To do: Reproduce every record exactly as it appears, but not the pictures.

[Data items]

···

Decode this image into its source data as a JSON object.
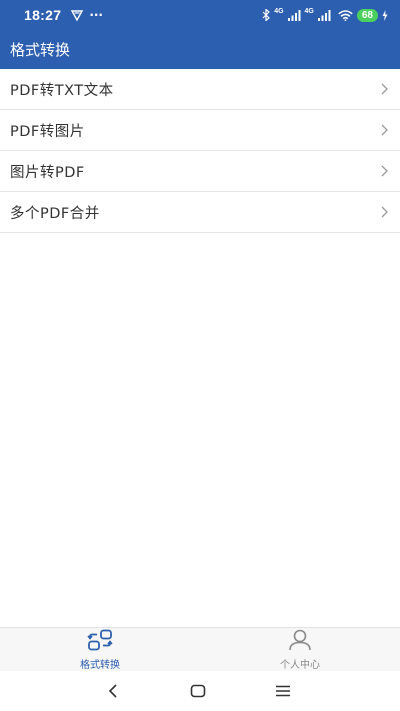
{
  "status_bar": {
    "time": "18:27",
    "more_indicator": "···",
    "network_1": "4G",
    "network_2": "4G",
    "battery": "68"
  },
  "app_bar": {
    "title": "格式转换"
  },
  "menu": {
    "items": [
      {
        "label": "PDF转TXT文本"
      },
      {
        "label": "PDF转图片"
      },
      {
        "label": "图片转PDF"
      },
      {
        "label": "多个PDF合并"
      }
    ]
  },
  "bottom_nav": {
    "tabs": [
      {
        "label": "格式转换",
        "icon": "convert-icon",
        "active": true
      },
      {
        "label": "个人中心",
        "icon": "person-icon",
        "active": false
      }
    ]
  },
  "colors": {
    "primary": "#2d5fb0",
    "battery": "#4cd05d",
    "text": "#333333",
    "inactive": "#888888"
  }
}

···

Response to this exercise:
Decode this image into its source data as a JSON object.
{
  "status_bar": {
    "time": "18:27",
    "more_indicator": "···",
    "network_1": "4G",
    "network_2": "4G",
    "battery": "68"
  },
  "app_bar": {
    "title": "格式转换"
  },
  "menu": {
    "items": [
      {
        "label": "PDF转TXT文本"
      },
      {
        "label": "PDF转图片"
      },
      {
        "label": "图片转PDF"
      },
      {
        "label": "多个PDF合并"
      }
    ]
  },
  "bottom_nav": {
    "tabs": [
      {
        "label": "格式转换",
        "icon": "convert-icon",
        "active": true
      },
      {
        "label": "个人中心",
        "icon": "person-icon",
        "active": false
      }
    ]
  },
  "colors": {
    "primary": "#2d5fb0",
    "battery": "#4cd05d",
    "text": "#333333",
    "inactive": "#888888"
  }
}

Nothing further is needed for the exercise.